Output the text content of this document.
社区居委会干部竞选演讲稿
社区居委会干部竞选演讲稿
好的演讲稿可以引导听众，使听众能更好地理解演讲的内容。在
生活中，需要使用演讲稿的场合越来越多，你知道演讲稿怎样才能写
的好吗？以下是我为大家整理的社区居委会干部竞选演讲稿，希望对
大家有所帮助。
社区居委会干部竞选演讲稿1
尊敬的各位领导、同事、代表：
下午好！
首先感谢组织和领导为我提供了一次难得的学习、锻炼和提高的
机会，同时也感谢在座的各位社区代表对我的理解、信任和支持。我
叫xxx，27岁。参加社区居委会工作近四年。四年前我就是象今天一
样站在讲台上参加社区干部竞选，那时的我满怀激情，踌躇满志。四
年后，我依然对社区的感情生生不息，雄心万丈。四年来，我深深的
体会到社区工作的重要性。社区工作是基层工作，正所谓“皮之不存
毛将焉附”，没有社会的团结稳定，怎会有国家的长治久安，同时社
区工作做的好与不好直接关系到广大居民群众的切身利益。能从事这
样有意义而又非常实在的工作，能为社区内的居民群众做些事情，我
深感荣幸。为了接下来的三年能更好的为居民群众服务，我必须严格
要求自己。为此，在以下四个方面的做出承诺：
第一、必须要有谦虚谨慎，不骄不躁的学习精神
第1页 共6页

* * * * * * * * *

GIVEN PROBLEM: Repeat the material above in full, exactly as it stands.

THE RESPONSE:
Output the text content of this document.
社区居委会干部竞选演讲稿
社区居委会干部竞选演讲稿
好的演讲稿可以引导听众，使听众能更好地理解演讲的内容。在
生活中，需要使用演讲稿的场合越来越多，你知道演讲稿怎样才能写
的好吗？以下是我为大家整理的社区居委会干部竞选演讲稿，希望对
大家有所帮助。
社区居委会干部竞选演讲稿1
尊敬的各位领导、同事、代表：
下午好！
首先感谢组织和领导为我提供了一次难得的学习、锻炼和提高的
机会，同时也感谢在座的各位社区代表对我的理解、信任和支持。我
叫xxx，27岁。参加社区居委会工作近四年。四年前我就是象今天一
样站在讲台上参加社区干部竞选，那时的我满怀激情，踌躇满志。四
年后，我依然对社区的感情生生不息，雄心万丈。四年来，我深深的
体会到社区工作的重要性。社区工作是基层工作，正所谓“皮之不存
毛将焉附”，没有社会的团结稳定，怎会有国家的长治久安，同时社
区工作做的好与不好直接关系到广大居民群众的切身利益。能从事这
样有意义而又非常实在的工作，能为社区内的居民群众做些事情，我
深感荣幸。为了接下来的三年能更好的为居民群众服务，我必须严格
要求自己。为此，在以下四个方面的做出承诺：
第一、必须要有谦虚谨慎，不骄不躁的学习精神
第1页 共6页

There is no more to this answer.